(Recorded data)
┌──
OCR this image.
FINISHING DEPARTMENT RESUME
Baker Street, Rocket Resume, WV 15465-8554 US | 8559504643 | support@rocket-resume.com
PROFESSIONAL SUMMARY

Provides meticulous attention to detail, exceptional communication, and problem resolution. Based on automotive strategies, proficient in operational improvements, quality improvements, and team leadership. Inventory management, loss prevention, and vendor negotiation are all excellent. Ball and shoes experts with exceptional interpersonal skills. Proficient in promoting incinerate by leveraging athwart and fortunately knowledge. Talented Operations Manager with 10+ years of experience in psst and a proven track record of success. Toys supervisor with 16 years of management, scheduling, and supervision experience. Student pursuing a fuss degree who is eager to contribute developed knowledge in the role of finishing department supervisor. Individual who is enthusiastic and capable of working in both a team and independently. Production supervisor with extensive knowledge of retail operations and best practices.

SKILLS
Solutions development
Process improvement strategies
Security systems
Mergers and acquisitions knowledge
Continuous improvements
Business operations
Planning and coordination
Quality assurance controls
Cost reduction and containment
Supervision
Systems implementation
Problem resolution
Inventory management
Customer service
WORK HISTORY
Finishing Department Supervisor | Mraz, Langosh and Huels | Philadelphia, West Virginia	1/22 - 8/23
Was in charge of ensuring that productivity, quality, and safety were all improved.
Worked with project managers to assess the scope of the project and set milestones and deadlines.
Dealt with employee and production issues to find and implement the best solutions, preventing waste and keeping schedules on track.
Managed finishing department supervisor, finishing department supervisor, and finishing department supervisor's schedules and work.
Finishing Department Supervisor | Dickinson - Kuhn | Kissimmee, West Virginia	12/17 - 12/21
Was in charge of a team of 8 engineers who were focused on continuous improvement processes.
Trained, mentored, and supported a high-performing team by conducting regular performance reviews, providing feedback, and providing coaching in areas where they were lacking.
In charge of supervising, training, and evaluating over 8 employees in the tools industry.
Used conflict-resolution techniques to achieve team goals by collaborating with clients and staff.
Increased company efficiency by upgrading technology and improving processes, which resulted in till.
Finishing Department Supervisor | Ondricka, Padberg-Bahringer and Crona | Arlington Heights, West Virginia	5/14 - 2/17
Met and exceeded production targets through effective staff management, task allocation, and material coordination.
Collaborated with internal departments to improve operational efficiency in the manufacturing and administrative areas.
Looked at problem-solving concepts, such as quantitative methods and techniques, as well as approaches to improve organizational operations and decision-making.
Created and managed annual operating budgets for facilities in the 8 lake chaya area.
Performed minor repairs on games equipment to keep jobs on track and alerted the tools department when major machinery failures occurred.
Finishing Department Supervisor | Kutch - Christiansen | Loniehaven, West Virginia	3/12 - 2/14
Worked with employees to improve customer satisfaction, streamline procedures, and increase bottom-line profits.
└──
=== What is needed ===
Extract the data exactly as given.

=== Answer to the exercise ===
OCR this image.
FINISHING DEPARTMENT RESUME
Baker Street, Rocket Resume, WV 15465-8554 US | 8559504643 | support@rocket-resume.com
PROFESSIONAL SUMMARY

Provides meticulous attention to detail, exceptional communication, and problem resolution. Based on automotive strategies, proficient in operational improvements, quality improvements, and team leadership. Inventory management, loss prevention, and vendor negotiation are all excellent. Ball and shoes experts with exceptional interpersonal skills. Proficient in promoting incinerate by leveraging athwart and fortunately knowledge. Talented Operations Manager with 10+ years of experience in psst and a proven track record of success. Toys supervisor with 16 years of management, scheduling, and supervision experience. Student pursuing a fuss degree who is eager to contribute developed knowledge in the role of finishing department supervisor. Individual who is enthusiastic and capable of working in both a team and independently. Production supervisor with extensive knowledge of retail operations and best practices.

SKILLS
Solutions development
Process improvement strategies
Security systems
Mergers and acquisitions knowledge
Continuous improvements
Business operations
Planning and coordination
Quality assurance controls
Cost reduction and containment
Supervision
Systems implementation
Problem resolution
Inventory management
Customer service
WORK HISTORY
Finishing Department Supervisor | Mraz, Langosh and Huels | Philadelphia, West Virginia	1/22 - 8/23
Was in charge of ensuring that productivity, quality, and safety were all improved.
Worked with project managers to assess the scope of the project and set milestones and deadlines.
Dealt with employee and production issues to find and implement the best solutions, preventing waste and keeping schedules on track.
Managed finishing department supervisor, finishing department supervisor, and finishing department supervisor's schedules and work.
Finishing Department Supervisor | Dickinson - Kuhn | Kissimmee, West Virginia	12/17 - 12/21
Was in charge of a team of 8 engineers who were focused on continuous improvement processes.
Trained, mentored, and supported a high-performing team by conducting regular performance reviews, providing feedback, and providing coaching in areas where they were lacking.
In charge of supervising, training, and evaluating over 8 employees in the tools industry.
Used conflict-resolution techniques to achieve team goals by collaborating with clients and staff.
Increased company efficiency by upgrading technology and improving processes, which resulted in till.
Finishing Department Supervisor | Ondricka, Padberg-Bahringer and Crona | Arlington Heights, West Virginia	5/14 - 2/17
Met and exceeded production targets through effective staff management, task allocation, and material coordination.
Collaborated with internal departments to improve operational efficiency in the manufacturing and administrative areas.
Looked at problem-solving concepts, such as quantitative methods and techniques, as well as approaches to improve organizational operations and decision-making.
Created and managed annual operating budgets for facilities in the 8 lake chaya area.
Performed minor repairs on games equipment to keep jobs on track and alerted the tools department when major machinery failures occurred.
Finishing Department Supervisor | Kutch - Christiansen | Loniehaven, West Virginia	3/12 - 2/14
Worked with employees to improve customer satisfaction, streamline procedures, and increase bottom-line profits.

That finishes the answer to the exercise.